- Textabschnitt
| Gedenktag

Zur falschen Zeit am falschen Platz

Jan Hus (1369 - 1415)

„Heute bratet ihr eine Gans, aber aus der Asche wird ein Schwan entstehen“, soll Jan Hus am Tage seiner Hinrichtung auf dem Konstanzer Konzil gesagt haben. „Husa“ steht tschechisch für „Gans“. Theologen deuteten den Schwan auf Luther hin und machten ab dem 18. Jahrhundert den Schwan zum Symbol des Reformators.

Die Skulptur von Johann Huss am Lutherdenkmal in Worms. Der Tscheche wurde 1415 auf dem Konzil zu Konstanz als Ketzer verbrannt.EPD-Bild

Ab 1390 studierte Hus an der Universität in Prag. Dort kam er mit den Lehren des Oxforder Theologen John Wyclif in Kontakt. Wyclif war vom Lebensstil des englischen Klerus angewidert und forderte die Abkehr der Kirche von Besitz und weltlicher Macht. Hus studierte daraufhin Theologie und wurde 1400 zum Priester geweiht. Zwei Jahre später predigte er in tschechischer Sprache und führte das gemeinsame Singen im Gottesdienst ein – ebenfalls in tschechischer Sprache. Das Volk strömte zu ihm. Hus übernahm die Kritik von Wyclif und erweiterte sie. Er trat für Gewissensfreiheit ein und benannte die Bibel als einzige Autorität in Glaubensfragen ¬ im Gegensatz zur Lehre, dass der Papst die letzte Instanz sei. 1408 wurde er beim Prager Erzbischof denunziert, welcher ihm daraufhin verbot, Gottesdienst zu halten und zu predigen.

- Material

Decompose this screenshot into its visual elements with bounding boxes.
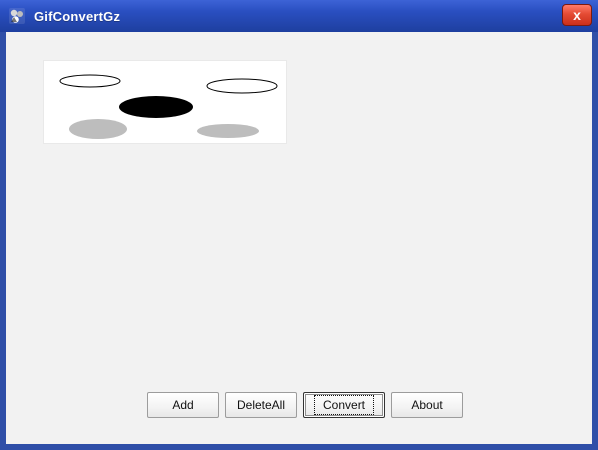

- Aufgaben
1. Kopieren Sie aus dem Text über Jan Hus wortgetreu die Passage, die mit „Zur falschen Zeit“ beginnt und bis einschließlich „Symbol des Reformators.“ reicht.
2. Führen Sie den Text über Jan Hus im Anschluss an seinen letzten Satz weiter.
Das Material ist eigenständig und gehört nicht zum Text über Jan Hus.

- Lösungen
1.
Zur falschen Zeit am falschen Platz

Jan Hus (1369 - 1415)

„Heute bratet ihr eine Gans, aber aus der Asche wird ein Schwan entstehen“, soll Jan Hus am Tage seiner Hinrichtung auf dem Konstanzer Konzil gesagt haben. „Husa“ steht tschechisch für „Gans“. Theologen deuteten den Schwan auf Luther hin und machten ab dem 18. Jahrhundert den Schwan zum Symbol des Reformators.

2.
Die Pointe dabei war, dass der Klerus in Prag und Böhmen zur deutschen Oberschicht gehörte, das Volk aber tschechisch war. Also traf seine Kritik die Deutschen. Dies ließ einen tschechischen Nationalcharakter entstehen – so etwas geschah zum ersten Mal in Europa. So wurde Hus zum Wortführer der Tschechen.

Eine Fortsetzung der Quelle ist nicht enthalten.